Required task: Update the stretch from the start of the records through the line containing "data-point: [163, 387, 171, 395]" by replacing "y-tick-label" with "y-axis-label". Write out those lines in full with nothing else changed.

Material shown:
━━━━━━━━━━━━━━━━
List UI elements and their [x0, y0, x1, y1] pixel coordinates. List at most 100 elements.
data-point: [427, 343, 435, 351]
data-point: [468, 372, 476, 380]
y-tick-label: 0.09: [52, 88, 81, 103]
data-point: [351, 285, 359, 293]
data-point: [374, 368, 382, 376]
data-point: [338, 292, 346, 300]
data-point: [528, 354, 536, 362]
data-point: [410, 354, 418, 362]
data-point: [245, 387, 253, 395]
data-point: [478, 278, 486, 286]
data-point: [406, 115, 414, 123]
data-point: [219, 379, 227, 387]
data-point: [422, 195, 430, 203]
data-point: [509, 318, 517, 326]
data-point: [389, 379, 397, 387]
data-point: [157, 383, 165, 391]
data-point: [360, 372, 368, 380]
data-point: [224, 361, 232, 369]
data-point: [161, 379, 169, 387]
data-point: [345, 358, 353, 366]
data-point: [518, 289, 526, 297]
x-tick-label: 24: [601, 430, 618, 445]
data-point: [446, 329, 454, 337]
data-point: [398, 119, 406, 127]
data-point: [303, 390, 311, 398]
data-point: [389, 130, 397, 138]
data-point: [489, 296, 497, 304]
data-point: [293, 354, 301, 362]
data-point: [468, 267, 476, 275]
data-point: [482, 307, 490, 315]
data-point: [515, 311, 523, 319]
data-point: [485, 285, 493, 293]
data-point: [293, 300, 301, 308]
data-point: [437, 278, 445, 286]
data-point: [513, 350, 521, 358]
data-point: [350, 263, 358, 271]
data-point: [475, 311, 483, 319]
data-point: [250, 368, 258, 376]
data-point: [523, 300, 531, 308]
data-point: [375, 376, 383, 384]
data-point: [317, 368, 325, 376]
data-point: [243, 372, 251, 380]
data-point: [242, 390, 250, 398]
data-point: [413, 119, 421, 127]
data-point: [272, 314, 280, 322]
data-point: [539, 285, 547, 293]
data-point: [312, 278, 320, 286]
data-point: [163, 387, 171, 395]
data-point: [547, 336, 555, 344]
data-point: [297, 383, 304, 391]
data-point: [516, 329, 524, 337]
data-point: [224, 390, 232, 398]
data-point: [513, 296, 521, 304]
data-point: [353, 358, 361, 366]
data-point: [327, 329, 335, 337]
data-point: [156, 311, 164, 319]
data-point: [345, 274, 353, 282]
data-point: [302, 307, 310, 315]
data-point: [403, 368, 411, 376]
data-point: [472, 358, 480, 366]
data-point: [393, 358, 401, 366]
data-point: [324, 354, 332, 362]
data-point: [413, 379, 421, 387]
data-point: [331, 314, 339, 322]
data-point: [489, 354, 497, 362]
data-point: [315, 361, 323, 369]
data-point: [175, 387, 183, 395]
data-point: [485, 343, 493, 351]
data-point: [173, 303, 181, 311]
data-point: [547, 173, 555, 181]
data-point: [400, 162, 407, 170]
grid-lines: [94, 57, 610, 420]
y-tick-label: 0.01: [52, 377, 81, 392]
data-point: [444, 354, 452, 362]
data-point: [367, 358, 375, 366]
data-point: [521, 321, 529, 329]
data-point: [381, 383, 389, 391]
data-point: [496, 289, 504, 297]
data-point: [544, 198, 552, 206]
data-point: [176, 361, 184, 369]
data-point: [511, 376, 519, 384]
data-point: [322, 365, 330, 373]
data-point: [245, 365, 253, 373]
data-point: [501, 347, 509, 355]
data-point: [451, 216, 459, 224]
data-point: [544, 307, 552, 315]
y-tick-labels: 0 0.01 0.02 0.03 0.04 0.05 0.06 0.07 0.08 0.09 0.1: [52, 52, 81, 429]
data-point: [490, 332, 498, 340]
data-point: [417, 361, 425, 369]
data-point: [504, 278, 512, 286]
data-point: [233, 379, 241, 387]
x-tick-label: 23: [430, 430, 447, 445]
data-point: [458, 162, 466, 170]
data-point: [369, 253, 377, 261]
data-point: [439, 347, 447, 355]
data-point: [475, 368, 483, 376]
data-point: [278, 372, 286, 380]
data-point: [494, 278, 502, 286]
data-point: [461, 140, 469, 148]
━━━━━━━━━━━━━━━━
Written reply:
List UI elements and their [x0, y0, x1, y1] pixel coordinates. List at most 100 elements.
data-point: [427, 343, 435, 351]
data-point: [468, 372, 476, 380]
y-axis-label: 0.09: [52, 88, 81, 103]
data-point: [351, 285, 359, 293]
data-point: [374, 368, 382, 376]
data-point: [338, 292, 346, 300]
data-point: [528, 354, 536, 362]
data-point: [410, 354, 418, 362]
data-point: [245, 387, 253, 395]
data-point: [478, 278, 486, 286]
data-point: [406, 115, 414, 123]
data-point: [219, 379, 227, 387]
data-point: [422, 195, 430, 203]
data-point: [509, 318, 517, 326]
data-point: [389, 379, 397, 387]
data-point: [157, 383, 165, 391]
data-point: [360, 372, 368, 380]
data-point: [224, 361, 232, 369]
data-point: [161, 379, 169, 387]
data-point: [345, 358, 353, 366]
data-point: [518, 289, 526, 297]
x-tick-label: 24: [601, 430, 618, 445]
data-point: [446, 329, 454, 337]
data-point: [398, 119, 406, 127]
data-point: [303, 390, 311, 398]
data-point: [389, 130, 397, 138]
data-point: [489, 296, 497, 304]
data-point: [293, 354, 301, 362]
data-point: [468, 267, 476, 275]
data-point: [482, 307, 490, 315]
data-point: [515, 311, 523, 319]
data-point: [485, 285, 493, 293]
data-point: [293, 300, 301, 308]
data-point: [437, 278, 445, 286]
data-point: [513, 350, 521, 358]
data-point: [350, 263, 358, 271]
data-point: [475, 311, 483, 319]
data-point: [250, 368, 258, 376]
data-point: [523, 300, 531, 308]
data-point: [375, 376, 383, 384]
data-point: [317, 368, 325, 376]
data-point: [243, 372, 251, 380]
data-point: [242, 390, 250, 398]
data-point: [413, 119, 421, 127]
data-point: [272, 314, 280, 322]
data-point: [539, 285, 547, 293]
data-point: [312, 278, 320, 286]
data-point: [163, 387, 171, 395]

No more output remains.